» **What to do**: Single out each line with the word "Taxes" and copy it.

» **Extracted material**:

>> BEGIN

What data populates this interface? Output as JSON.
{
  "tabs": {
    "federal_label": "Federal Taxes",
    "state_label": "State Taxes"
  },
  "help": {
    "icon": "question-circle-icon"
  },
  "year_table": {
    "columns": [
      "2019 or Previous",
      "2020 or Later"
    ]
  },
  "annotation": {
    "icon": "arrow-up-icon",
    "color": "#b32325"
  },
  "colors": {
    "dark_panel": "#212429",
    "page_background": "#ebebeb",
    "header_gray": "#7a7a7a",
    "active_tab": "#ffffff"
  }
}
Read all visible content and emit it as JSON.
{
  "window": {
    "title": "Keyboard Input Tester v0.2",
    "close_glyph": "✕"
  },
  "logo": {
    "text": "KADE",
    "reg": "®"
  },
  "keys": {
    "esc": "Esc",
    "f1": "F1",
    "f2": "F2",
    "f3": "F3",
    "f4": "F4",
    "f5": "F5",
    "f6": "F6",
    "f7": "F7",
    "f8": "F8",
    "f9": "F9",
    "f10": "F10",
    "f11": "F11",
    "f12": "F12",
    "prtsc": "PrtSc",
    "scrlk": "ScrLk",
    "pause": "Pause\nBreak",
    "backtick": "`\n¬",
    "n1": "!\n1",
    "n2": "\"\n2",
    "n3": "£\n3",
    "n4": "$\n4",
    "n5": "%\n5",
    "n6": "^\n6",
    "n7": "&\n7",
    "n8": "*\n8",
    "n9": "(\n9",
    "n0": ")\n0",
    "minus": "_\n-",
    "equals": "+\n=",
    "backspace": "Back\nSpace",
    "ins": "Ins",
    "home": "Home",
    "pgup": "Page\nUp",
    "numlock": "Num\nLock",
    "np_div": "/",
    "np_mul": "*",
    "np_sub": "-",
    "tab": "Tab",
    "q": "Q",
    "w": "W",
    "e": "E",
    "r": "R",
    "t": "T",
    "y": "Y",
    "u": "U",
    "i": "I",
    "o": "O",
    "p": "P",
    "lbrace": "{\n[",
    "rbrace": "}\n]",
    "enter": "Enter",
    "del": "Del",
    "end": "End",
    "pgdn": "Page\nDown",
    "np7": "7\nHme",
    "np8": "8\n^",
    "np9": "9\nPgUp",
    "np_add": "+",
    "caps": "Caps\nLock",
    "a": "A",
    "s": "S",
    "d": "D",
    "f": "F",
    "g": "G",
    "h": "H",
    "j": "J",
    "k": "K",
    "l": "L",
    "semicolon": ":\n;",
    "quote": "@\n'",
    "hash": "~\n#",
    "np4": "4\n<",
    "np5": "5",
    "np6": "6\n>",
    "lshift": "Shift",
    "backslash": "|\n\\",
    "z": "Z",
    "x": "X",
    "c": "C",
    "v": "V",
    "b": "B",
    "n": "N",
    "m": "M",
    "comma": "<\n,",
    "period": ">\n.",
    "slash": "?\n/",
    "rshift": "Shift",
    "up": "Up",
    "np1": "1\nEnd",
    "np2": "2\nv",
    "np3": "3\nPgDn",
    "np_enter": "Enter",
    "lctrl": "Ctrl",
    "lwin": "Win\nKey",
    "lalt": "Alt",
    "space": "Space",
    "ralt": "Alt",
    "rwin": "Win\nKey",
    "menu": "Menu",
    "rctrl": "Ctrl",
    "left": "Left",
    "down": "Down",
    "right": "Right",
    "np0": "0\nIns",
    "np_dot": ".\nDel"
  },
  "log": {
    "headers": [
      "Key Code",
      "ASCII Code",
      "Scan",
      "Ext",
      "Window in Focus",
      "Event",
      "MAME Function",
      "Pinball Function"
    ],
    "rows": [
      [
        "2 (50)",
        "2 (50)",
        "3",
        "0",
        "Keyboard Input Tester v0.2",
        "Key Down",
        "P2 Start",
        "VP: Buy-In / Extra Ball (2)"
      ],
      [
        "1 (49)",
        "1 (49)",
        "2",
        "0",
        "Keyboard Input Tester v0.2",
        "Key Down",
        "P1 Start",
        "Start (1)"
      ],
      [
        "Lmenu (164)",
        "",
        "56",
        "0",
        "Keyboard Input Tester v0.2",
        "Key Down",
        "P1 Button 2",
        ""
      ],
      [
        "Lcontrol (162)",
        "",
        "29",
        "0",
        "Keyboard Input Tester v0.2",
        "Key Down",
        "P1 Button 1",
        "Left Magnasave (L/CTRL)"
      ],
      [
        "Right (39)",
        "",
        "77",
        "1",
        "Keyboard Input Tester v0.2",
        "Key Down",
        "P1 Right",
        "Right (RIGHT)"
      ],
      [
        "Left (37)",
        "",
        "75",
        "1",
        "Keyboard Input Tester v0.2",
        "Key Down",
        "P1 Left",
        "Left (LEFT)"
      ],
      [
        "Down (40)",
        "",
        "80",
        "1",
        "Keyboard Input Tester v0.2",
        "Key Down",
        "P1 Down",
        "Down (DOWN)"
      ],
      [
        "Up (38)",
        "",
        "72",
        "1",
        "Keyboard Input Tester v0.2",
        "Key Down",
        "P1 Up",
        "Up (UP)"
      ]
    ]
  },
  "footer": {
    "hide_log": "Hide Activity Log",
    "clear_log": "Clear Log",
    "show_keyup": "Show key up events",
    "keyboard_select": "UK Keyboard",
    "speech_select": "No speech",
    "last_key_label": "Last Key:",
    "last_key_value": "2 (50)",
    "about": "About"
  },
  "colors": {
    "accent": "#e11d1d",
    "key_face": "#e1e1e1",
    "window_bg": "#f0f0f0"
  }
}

>> END

» **Written answer**:
    "federal_label": "Federal Taxes",
    "state_label": "State Taxes"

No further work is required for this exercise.